Copy each line below without leaving any out.

Supplied records -
= = =

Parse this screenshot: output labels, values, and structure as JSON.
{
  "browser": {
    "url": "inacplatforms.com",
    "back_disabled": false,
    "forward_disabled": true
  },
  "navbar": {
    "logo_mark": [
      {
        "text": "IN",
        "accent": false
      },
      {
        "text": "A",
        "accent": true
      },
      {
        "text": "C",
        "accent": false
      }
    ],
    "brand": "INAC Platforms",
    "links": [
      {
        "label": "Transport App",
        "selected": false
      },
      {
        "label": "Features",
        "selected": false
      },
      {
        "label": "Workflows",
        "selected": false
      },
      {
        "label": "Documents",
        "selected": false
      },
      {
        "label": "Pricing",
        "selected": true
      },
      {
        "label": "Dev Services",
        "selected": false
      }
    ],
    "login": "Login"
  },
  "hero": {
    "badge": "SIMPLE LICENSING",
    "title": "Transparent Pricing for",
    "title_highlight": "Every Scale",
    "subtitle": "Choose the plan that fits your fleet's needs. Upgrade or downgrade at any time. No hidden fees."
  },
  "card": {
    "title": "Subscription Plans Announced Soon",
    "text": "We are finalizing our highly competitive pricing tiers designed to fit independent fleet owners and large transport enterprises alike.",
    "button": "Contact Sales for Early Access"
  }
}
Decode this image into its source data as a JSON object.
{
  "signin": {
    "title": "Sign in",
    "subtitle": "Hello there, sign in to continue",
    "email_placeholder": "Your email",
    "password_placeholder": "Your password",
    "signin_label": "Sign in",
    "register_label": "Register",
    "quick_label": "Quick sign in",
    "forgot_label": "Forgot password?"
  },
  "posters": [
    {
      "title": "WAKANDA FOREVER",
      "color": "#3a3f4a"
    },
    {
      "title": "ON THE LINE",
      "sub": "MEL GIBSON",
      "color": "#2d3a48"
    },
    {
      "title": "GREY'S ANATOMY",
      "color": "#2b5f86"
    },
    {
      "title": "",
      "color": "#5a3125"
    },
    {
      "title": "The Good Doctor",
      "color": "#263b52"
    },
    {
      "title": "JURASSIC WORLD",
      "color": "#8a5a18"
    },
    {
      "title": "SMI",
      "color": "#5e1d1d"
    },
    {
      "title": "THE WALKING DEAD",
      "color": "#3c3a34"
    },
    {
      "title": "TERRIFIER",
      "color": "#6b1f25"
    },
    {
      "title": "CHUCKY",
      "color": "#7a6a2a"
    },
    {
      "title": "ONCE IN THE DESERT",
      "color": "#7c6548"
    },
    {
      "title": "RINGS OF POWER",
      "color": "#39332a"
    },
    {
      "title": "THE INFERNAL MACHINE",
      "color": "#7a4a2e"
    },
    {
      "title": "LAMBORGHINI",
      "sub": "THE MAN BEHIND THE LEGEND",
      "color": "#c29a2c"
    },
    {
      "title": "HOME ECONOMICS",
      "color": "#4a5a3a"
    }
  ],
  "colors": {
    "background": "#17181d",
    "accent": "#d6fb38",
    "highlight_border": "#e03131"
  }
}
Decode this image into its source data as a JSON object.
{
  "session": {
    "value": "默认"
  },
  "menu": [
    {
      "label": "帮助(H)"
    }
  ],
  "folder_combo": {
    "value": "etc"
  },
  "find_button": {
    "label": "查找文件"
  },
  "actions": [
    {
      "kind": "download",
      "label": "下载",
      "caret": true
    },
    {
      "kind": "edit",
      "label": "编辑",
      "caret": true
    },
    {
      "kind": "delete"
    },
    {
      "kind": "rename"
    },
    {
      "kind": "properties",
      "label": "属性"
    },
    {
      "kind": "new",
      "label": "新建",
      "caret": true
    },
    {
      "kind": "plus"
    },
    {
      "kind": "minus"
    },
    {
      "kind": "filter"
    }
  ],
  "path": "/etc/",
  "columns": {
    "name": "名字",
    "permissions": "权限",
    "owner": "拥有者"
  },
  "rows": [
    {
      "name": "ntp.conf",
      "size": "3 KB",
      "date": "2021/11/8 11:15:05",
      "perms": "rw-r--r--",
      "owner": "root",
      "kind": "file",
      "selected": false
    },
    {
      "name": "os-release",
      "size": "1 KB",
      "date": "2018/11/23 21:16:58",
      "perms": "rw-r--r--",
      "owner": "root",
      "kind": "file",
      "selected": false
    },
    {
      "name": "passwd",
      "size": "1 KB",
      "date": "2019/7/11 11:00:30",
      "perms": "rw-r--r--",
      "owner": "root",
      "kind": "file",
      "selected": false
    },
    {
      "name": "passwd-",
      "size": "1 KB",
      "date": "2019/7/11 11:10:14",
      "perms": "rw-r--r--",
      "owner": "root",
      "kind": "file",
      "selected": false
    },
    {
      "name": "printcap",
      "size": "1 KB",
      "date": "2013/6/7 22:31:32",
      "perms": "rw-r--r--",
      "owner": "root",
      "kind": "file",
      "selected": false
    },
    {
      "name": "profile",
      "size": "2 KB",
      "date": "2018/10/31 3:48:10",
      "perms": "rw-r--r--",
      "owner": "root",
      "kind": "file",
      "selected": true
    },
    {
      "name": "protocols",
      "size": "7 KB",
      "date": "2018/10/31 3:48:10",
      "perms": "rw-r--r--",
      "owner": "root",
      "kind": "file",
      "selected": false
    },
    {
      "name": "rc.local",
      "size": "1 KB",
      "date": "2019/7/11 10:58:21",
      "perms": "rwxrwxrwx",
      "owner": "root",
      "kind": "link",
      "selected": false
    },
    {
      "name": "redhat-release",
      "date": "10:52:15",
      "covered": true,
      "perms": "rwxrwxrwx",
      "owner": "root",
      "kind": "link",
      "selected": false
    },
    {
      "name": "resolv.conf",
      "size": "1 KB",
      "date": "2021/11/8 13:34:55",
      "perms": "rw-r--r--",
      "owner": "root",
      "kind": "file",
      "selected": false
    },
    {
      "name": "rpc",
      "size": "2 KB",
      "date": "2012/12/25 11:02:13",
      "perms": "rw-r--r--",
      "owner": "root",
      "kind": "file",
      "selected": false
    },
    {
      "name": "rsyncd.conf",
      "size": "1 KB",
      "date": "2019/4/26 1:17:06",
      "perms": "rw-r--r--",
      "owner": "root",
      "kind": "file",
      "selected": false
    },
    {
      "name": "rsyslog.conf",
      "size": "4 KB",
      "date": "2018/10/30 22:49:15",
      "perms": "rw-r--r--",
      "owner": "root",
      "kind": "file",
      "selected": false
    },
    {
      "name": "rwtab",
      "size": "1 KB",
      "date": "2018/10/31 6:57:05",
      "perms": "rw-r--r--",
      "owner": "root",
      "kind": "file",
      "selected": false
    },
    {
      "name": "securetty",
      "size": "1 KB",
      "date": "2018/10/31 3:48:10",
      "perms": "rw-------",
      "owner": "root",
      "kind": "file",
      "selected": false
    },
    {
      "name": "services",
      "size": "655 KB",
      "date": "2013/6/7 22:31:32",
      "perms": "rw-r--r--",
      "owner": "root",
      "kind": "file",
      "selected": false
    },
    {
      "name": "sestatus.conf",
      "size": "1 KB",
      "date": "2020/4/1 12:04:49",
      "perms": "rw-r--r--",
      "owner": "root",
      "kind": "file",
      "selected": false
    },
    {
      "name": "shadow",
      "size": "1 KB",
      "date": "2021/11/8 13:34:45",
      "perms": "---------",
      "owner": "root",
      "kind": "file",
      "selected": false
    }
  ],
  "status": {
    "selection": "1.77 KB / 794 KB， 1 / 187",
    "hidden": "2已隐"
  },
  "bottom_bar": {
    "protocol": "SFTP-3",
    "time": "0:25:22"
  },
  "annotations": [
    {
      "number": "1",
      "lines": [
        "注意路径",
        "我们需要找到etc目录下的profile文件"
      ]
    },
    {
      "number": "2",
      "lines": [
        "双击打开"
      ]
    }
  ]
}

= = =

Written answer -
Parse this screenshot: output labels, values, and structure as JSON.
{
  "browser": {
    "url": "inacplatforms.com",
    "back_disabled": false,
    "forward_disabled": true
  },
  "navbar": {
    "logo_mark": [
      {
        "text": "IN",
        "accent": false
      },
      {
        "text": "A",
        "accent": true
      },
      {
        "text": "C",
        "accent": false
      }
    ],
    "brand": "INAC Platforms",
    "links": [
      {
        "label": "Transport App",
        "selected": false
      },
      {
        "label": "Features",
        "selected": false
      },
      {
        "label": "Workflows",
        "selected": false
      },
      {
        "label": "Documents",
        "selected": false
      },
      {
        "label": "Pricing",
        "selected": true
      },
      {
        "label": "Dev Services",
        "selected": false
      }
    ],
    "login": "Login"
  },
  "hero": {
    "badge": "SIMPLE LICENSING",
    "title": "Transparent Pricing for",
    "title_highlight": "Every Scale",
    "subtitle": "Choose the plan that fits your fleet's needs. Upgrade or downgrade at any time. No hidden fees."
  },
  "card": {
    "title": "Subscription Plans Announced Soon",
    "text": "We are finalizing our highly competitive pricing tiers designed to fit independent fleet owners and large transport enterprises alike.",
    "button": "Contact Sales for Early Access"
  }
}
Decode this image into its source data as a JSON object.
{
  "signin": {
    "title": "Sign in",
    "subtitle": "Hello there, sign in to continue",
    "email_placeholder": "Your email",
    "password_placeholder": "Your password",
    "signin_label": "Sign in",
    "register_label": "Register",
    "quick_label": "Quick sign in",
    "forgot_label": "Forgot password?"
  },
  "posters": [
    {
      "title": "WAKANDA FOREVER",
      "color": "#3a3f4a"
    },
    {
      "title": "ON THE LINE",
      "sub": "MEL GIBSON",
      "color": "#2d3a48"
    },
    {
      "title": "GREY'S ANATOMY",
      "color": "#2b5f86"
    },
    {
      "title": "",
      "color": "#5a3125"
    },
    {
      "title": "The Good Doctor",
      "color": "#263b52"
    },
    {
      "title": "JURASSIC WORLD",
      "color": "#8a5a18"
    },
    {
      "title": "SMI",
      "color": "#5e1d1d"
    },
    {
      "title": "THE WALKING DEAD",
      "color": "#3c3a34"
    },
    {
      "title": "TERRIFIER",
      "color": "#6b1f25"
    },
    {
      "title": "CHUCKY",
      "color": "#7a6a2a"
    },
    {
      "title": "ONCE IN THE DESERT",
      "color": "#7c6548"
    },
    {
      "title": "RINGS OF POWER",
      "color": "#39332a"
    },
    {
      "title": "THE INFERNAL MACHINE",
      "color": "#7a4a2e"
    },
    {
      "title": "LAMBORGHINI",
      "sub": "THE MAN BEHIND THE LEGEND",
      "color": "#c29a2c"
    },
    {
      "title": "HOME ECONOMICS",
      "color": "#4a5a3a"
    }
  ],
  "colors": {
    "background": "#17181d",
    "accent": "#d6fb38",
    "highlight_border": "#e03131"
  }
}
Decode this image into its source data as a JSON object.
{
  "session": {
    "value": "默认"
  },
  "menu": [
    {
      "label": "帮助(H)"
    }
  ],
  "folder_combo": {
    "value": "etc"
  },
  "find_button": {
    "label": "查找文件"
  },
  "actions": [
    {
      "kind": "download",
      "label": "下载",
      "caret": true
    },
    {
      "kind": "edit",
      "label": "编辑",
      "caret": true
    },
    {
      "kind": "delete"
    },
    {
      "kind": "rename"
    },
    {
      "kind": "properties",
      "label": "属性"
    },
    {
      "kind": "new",
      "label": "新建",
      "caret": true
    },
    {
      "kind": "plus"
    },
    {
      "kind": "minus"
    },
    {
      "kind": "filter"
    }
  ],
  "path": "/etc/",
  "columns": {
    "name": "名字",
    "permissions": "权限",
    "owner": "拥有者"
  },
  "rows": [
    {
      "name": "ntp.conf",
      "size": "3 KB",
      "date": "2021/11/8 11:15:05",
      "perms": "rw-r--r--",
      "owner": "root",
      "kind": "file",
      "selected": false
    },
    {
      "name": "os-release",
      "size": "1 KB",
      "date": "2018/11/23 21:16:58",
      "perms": "rw-r--r--",
      "owner": "root",
      "kind": "file",
      "selected": false
    },
    {
      "name": "passwd",
      "size": "1 KB",
      "date": "2019/7/11 11:00:30",
      "perms": "rw-r--r--",
      "owner": "root",
      "kind": "file",
      "selected": false
    },
    {
      "name": "passwd-",
      "size": "1 KB",
      "date": "2019/7/11 11:10:14",
      "perms": "rw-r--r--",
      "owner": "root",
      "kind": "file",
      "selected": false
    },
    {
      "name": "printcap",
      "size": "1 KB",
      "date": "2013/6/7 22:31:32",
      "perms": "rw-r--r--",
      "owner": "root",
      "kind": "file",
      "selected": false
    },
    {
      "name": "profile",
      "size": "2 KB",
      "date": "2018/10/31 3:48:10",
      "perms": "rw-r--r--",
      "owner": "root",
      "kind": "file",
      "selected": true
    },
    {
      "name": "protocols",
      "size": "7 KB",
      "date": "2018/10/31 3:48:10",
      "perms": "rw-r--r--",
      "owner": "root",
      "kind": "file",
      "selected": false
    },
    {
      "name": "rc.local",
      "size": "1 KB",
      "date": "2019/7/11 10:58:21",
      "perms": "rwxrwxrwx",
      "owner": "root",
      "kind": "link",
      "selected": false
    },
    {
      "name": "redhat-release",
      "date": "10:52:15",
      "covered": true,
      "perms": "rwxrwxrwx",
      "owner": "root",
      "kind": "link",
      "selected": false
    },
    {
      "name": "resolv.conf",
      "size": "1 KB",
      "date": "2021/11/8 13:34:55",
      "perms": "rw-r--r--",
      "owner": "root",
      "kind": "file",
      "selected": false
    },
    {
      "name": "rpc",
      "size": "2 KB",
      "date": "2012/12/25 11:02:13",
      "perms": "rw-r--r--",
      "owner": "root",
      "kind": "file",
      "selected": false
    },
    {
      "name": "rsyncd.conf",
      "size": "1 KB",
      "date": "2019/4/26 1:17:06",
      "perms": "rw-r--r--",
      "owner": "root",
      "kind": "file",
      "selected": false
    },
    {
      "name": "rsyslog.conf",
      "size": "4 KB",
      "date": "2018/10/30 22:49:15",
      "perms": "rw-r--r--",
      "owner": "root",
      "kind": "file",
      "selected": false
    },
    {
      "name": "rwtab",
      "size": "1 KB",
      "date": "2018/10/31 6:57:05",
      "perms": "rw-r--r--",
      "owner": "root",
      "kind": "file",
      "selected": false
    },
    {
      "name": "securetty",
      "size": "1 KB",
      "date": "2018/10/31 3:48:10",
      "perms": "rw-------",
      "owner": "root",
      "kind": "file",
      "selected": false
    },
    {
      "name": "services",
      "size": "655 KB",
      "date": "2013/6/7 22:31:32",
      "perms": "rw-r--r--",
      "owner": "root",
      "kind": "file",
      "selected": false
    },
    {
      "name": "sestatus.conf",
      "size": "1 KB",
      "date": "2020/4/1 12:04:49",
      "perms": "rw-r--r--",
      "owner": "root",
      "kind": "file",
      "selected": false
    },
    {
      "name": "shadow",
      "size": "1 KB",
      "date": "2021/11/8 13:34:45",
      "perms": "---------",
      "owner": "root",
      "kind": "file",
      "selected": false
    }
  ],
  "status": {
    "selection": "1.77 KB / 794 KB， 1 / 187",
    "hidden": "2已隐"
  },
  "bottom_bar": {
    "protocol": "SFTP-3",
    "time": "0:25:22"
  },
  "annotations": [
    {
      "number": "1",
      "lines": [
        "注意路径",
        "我们需要找到etc目录下的profile文件"
      ]
    },
    {
      "number": "2",
      "lines": [
        "双击打开"
      ]
    }
  ]
}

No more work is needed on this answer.